Data for this exercise —

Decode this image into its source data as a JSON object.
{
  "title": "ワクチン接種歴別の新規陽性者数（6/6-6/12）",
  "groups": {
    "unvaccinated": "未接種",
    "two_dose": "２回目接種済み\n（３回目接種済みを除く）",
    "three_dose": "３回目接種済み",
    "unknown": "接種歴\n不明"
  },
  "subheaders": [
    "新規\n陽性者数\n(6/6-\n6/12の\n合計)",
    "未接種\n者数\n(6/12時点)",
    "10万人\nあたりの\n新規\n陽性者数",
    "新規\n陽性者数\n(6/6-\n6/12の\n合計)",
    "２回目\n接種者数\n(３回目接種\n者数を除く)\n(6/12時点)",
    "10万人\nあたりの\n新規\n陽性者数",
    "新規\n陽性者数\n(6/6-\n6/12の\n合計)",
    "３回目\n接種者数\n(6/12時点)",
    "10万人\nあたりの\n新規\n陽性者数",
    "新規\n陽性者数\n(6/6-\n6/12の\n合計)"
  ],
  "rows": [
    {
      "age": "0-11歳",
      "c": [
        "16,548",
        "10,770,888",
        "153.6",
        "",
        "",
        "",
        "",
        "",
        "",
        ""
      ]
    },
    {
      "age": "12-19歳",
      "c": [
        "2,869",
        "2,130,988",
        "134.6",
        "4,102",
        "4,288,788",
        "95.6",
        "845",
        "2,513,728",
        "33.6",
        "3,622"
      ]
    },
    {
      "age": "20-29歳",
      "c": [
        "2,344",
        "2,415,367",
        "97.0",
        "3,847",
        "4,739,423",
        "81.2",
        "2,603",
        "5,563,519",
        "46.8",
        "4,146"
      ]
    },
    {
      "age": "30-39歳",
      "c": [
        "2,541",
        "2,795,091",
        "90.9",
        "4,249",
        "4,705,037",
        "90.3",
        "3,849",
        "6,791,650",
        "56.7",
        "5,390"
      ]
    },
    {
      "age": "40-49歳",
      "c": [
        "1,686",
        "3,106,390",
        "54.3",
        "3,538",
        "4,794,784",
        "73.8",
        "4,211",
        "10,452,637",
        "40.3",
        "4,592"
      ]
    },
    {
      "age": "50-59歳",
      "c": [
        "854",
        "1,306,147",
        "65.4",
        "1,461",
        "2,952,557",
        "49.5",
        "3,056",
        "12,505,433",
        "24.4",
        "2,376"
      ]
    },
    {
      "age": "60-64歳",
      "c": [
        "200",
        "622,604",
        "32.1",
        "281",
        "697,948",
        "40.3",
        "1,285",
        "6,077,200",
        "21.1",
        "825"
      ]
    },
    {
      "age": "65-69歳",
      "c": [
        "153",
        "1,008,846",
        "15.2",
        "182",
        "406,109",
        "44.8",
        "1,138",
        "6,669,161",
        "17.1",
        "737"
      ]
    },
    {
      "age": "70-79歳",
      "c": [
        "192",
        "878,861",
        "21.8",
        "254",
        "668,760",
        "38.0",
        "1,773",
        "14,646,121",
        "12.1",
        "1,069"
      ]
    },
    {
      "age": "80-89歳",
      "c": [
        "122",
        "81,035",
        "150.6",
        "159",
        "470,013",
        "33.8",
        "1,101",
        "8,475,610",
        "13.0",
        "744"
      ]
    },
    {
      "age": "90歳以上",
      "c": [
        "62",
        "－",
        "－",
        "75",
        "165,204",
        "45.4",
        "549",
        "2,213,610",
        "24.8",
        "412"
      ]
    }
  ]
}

Problem statement — Write out the complete set of records exactly as given.

Task result —
Decode this image into its source data as a JSON object.
{
  "title": "ワクチン接種歴別の新規陽性者数（6/6-6/12）",
  "groups": {
    "unvaccinated": "未接種",
    "two_dose": "２回目接種済み\n（３回目接種済みを除く）",
    "three_dose": "３回目接種済み",
    "unknown": "接種歴\n不明"
  },
  "subheaders": [
    "新規\n陽性者数\n(6/6-\n6/12の\n合計)",
    "未接種\n者数\n(6/12時点)",
    "10万人\nあたりの\n新規\n陽性者数",
    "新規\n陽性者数\n(6/6-\n6/12の\n合計)",
    "２回目\n接種者数\n(３回目接種\n者数を除く)\n(6/12時点)",
    "10万人\nあたりの\n新規\n陽性者数",
    "新規\n陽性者数\n(6/6-\n6/12の\n合計)",
    "３回目\n接種者数\n(6/12時点)",
    "10万人\nあたりの\n新規\n陽性者数",
    "新規\n陽性者数\n(6/6-\n6/12の\n合計)"
  ],
  "rows": [
    {
      "age": "0-11歳",
      "c": [
        "16,548",
        "10,770,888",
        "153.6",
        "",
        "",
        "",
        "",
        "",
        "",
        ""
      ]
    },
    {
      "age": "12-19歳",
      "c": [
        "2,869",
        "2,130,988",
        "134.6",
        "4,102",
        "4,288,788",
        "95.6",
        "845",
        "2,513,728",
        "33.6",
        "3,622"
      ]
    },
    {
      "age": "20-29歳",
      "c": [
        "2,344",
        "2,415,367",
        "97.0",
        "3,847",
        "4,739,423",
        "81.2",
        "2,603",
        "5,563,519",
        "46.8",
        "4,146"
      ]
    },
    {
      "age": "30-39歳",
      "c": [
        "2,541",
        "2,795,091",
        "90.9",
        "4,249",
        "4,705,037",
        "90.3",
        "3,849",
        "6,791,650",
        "56.7",
        "5,390"
      ]
    },
    {
      "age": "40-49歳",
      "c": [
        "1,686",
        "3,106,390",
        "54.3",
        "3,538",
        "4,794,784",
        "73.8",
        "4,211",
        "10,452,637",
        "40.3",
        "4,592"
      ]
    },
    {
      "age": "50-59歳",
      "c": [
        "854",
        "1,306,147",
        "65.4",
        "1,461",
        "2,952,557",
        "49.5",
        "3,056",
        "12,505,433",
        "24.4",
        "2,376"
      ]
    },
    {
      "age": "60-64歳",
      "c": [
        "200",
        "622,604",
        "32.1",
        "281",
        "697,948",
        "40.3",
        "1,285",
        "6,077,200",
        "21.1",
        "825"
      ]
    },
    {
      "age": "65-69歳",
      "c": [
        "153",
        "1,008,846",
        "15.2",
        "182",
        "406,109",
        "44.8",
        "1,138",
        "6,669,161",
        "17.1",
        "737"
      ]
    },
    {
      "age": "70-79歳",
      "c": [
        "192",
        "878,861",
        "21.8",
        "254",
        "668,760",
        "38.0",
        "1,773",
        "14,646,121",
        "12.1",
        "1,069"
      ]
    },
    {
      "age": "80-89歳",
      "c": [
        "122",
        "81,035",
        "150.6",
        "159",
        "470,013",
        "33.8",
        "1,101",
        "8,475,610",
        "13.0",
        "744"
      ]
    },
    {
      "age": "90歳以上",
      "c": [
        "62",
        "－",
        "－",
        "75",
        "165,204",
        "45.4",
        "549",
        "2,213,610",
        "24.8",
        "412"
      ]
    }
  ]
}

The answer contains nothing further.